**What you have to do:** Report back every line below that carries the word "JSON".
--- Input material ---
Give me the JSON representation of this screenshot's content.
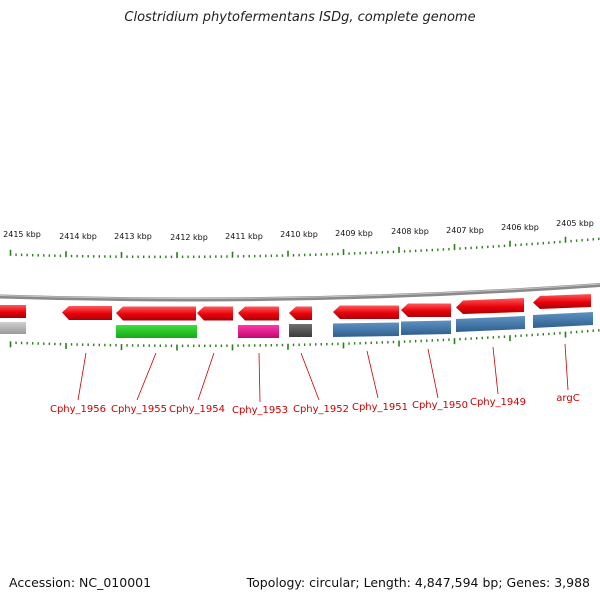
{
  "title": "Clostridium phytofermentans ISDg, complete genome",
  "accession_text": "Accession: NC_010001",
  "summary_text": "Topology: circular; Length: 4,847,594 bp; Genes: 3,988",
  "colors": {
    "backbone": "#8a8a8a",
    "tick": "#2e7d1e",
    "gene_arrow": "#e8000a",
    "label": "#cc0000",
    "blue": "#4a7fb0",
    "green": "#2ecc2e",
    "magenta": "#e8148c",
    "gray": "#b5b5b5",
    "darkgray": "#5a5a5a"
  },
  "scale_labels": [
    "2415 kbp",
    "2414 kbp",
    "2413 kbp",
    "2412 kbp",
    "2411 kbp",
    "2410 kbp",
    "2409 kbp",
    "2408 kbp",
    "2407 kbp",
    "2406 kbp",
    "2405 kbp"
  ],
  "genes": [
    {
      "label": "Cphy_1956"
    },
    {
      "label": "Cphy_1955"
    },
    {
      "label": "Cphy_1954"
    },
    {
      "label": "Cphy_1953"
    },
    {
      "label": "Cphy_1952"
    },
    {
      "label": "Cphy_1951"
    },
    {
      "label": "Cphy_1950"
    },
    {
      "label": "Cphy_1949"
    },
    {
      "label": "argC"
    }
  ]
}
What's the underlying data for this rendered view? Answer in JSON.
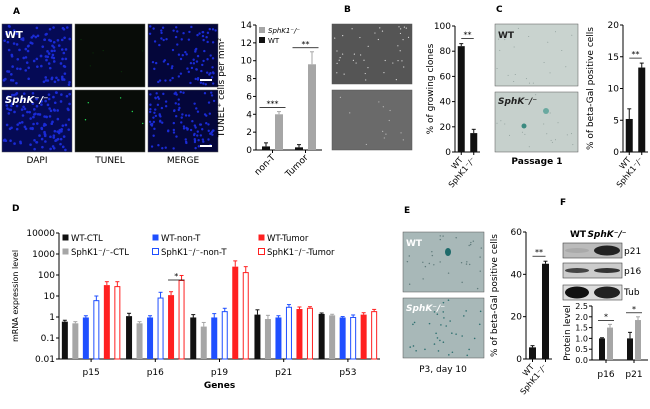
---
**Exercise answer:**
Give me the JSON representation of this screenshot's content.
What's the underlying data for this rendered view? Answer in JSON.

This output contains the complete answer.